* _TASK INSTRUCTIONS_
Your task is to repeat all of the data exactly while excluding the pictures.

TASK DATA start

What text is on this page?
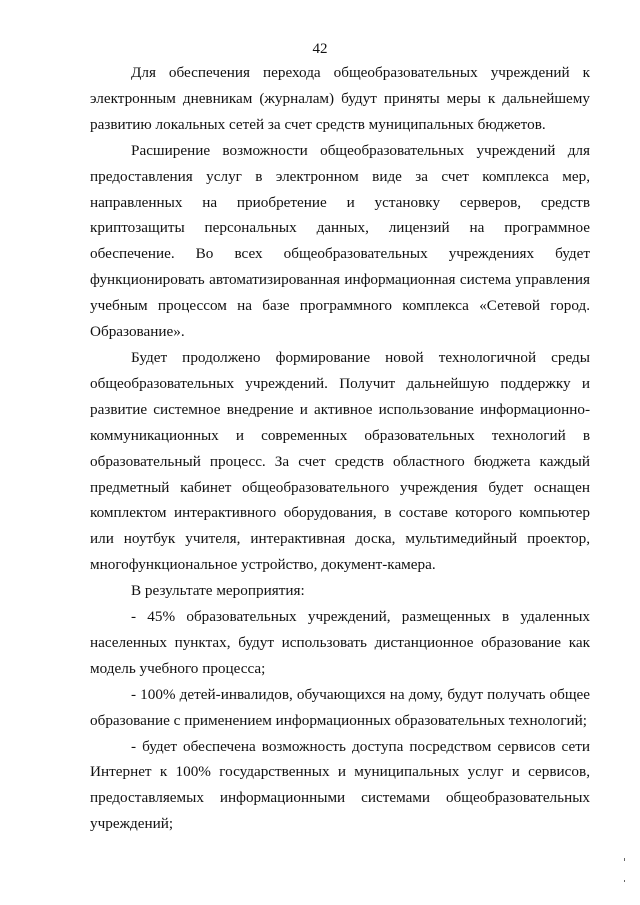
42

Для обеспечения перехода общеобразовательных учреждений к электронным дневникам (журналам) будут приняты меры к дальнейшему развитию локальных сетей за счет средств муниципальных бюджетов.

Расширение возможности общеобразовательных учреждений для предоставления услуг в электронном виде за счет комплекса мер, направленных на приобретение и установку серверов, средств криптозащиты персональных данных, лицензий на программное обеспечение. Во всех общеобразовательных учреждениях будет функционировать автоматизированная информационная система управления учебным процессом на базе программного комплекса «Сетевой город. Образование».

Будет продолжено формирование новой технологичной среды общеобразовательных учреждений. Получит дальнейшую поддержку и развитие системное внедрение и активное использование информационно-коммуникационных и современных образовательных технологий в образовательный процесс. За счет средств областного бюджета каждый предметный кабинет общеобразовательного учреждения будет оснащен комплектом интерактивного оборудования, в составе которого компьютер или ноутбук учителя, интерактивная доска, мультимедийный проектор, многофункциональное устройство, документ-камера.

В результате мероприятия:

- 45% образовательных учреждений, размещенных в удаленных населенных пунктах, будут использовать дистанционное образование как модель учебного процесса;

- 100% детей-инвалидов, обучающихся на дому, будут получать общее образование с применением информационных образовательных технологий;

- будет обеспечена возможность доступа посредством сервисов сети Интернет к 100% государственных и муниципальных услуг и сервисов, предоставляемых информационными системами общеобразовательных учреждений;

TASK DATA end

* _OUTPUT FOR THIS EXERCISE_
What text is on this page?
42

Для обеспечения перехода общеобразовательных учреждений к электронным дневникам (журналам) будут приняты меры к дальнейшему развитию локальных сетей за счет средств муниципальных бюджетов.

Расширение возможности общеобразовательных учреждений для предоставления услуг в электронном виде за счет комплекса мер, направленных на приобретение и установку серверов, средств криптозащиты персональных данных, лицензий на программное обеспечение. Во всех общеобразовательных учреждениях будет функционировать автоматизированная информационная система управления учебным процессом на базе программного комплекса «Сетевой город. Образование».

Будет продолжено формирование новой технологичной среды общеобразовательных учреждений. Получит дальнейшую поддержку и развитие системное внедрение и активное использование информационно-коммуникационных и современных образовательных технологий в образовательный процесс. За счет средств областного бюджета каждый предметный кабинет общеобразовательного учреждения будет оснащен комплектом интерактивного оборудования, в составе которого компьютер или ноутбук учителя, интерактивная доска, мультимедийный проектор, многофункциональное устройство, документ-камера.

В результате мероприятия:

- 45% образовательных учреждений, размещенных в удаленных населенных пунктах, будут использовать дистанционное образование как модель учебного процесса;

- 100% детей-инвалидов, обучающихся на дому, будут получать общее образование с применением информационных образовательных технологий;

- будет обеспечена возможность доступа посредством сервисов сети Интернет к 100% государственных и муниципальных услуг и сервисов, предоставляемых информационными системами общеобразовательных учреждений;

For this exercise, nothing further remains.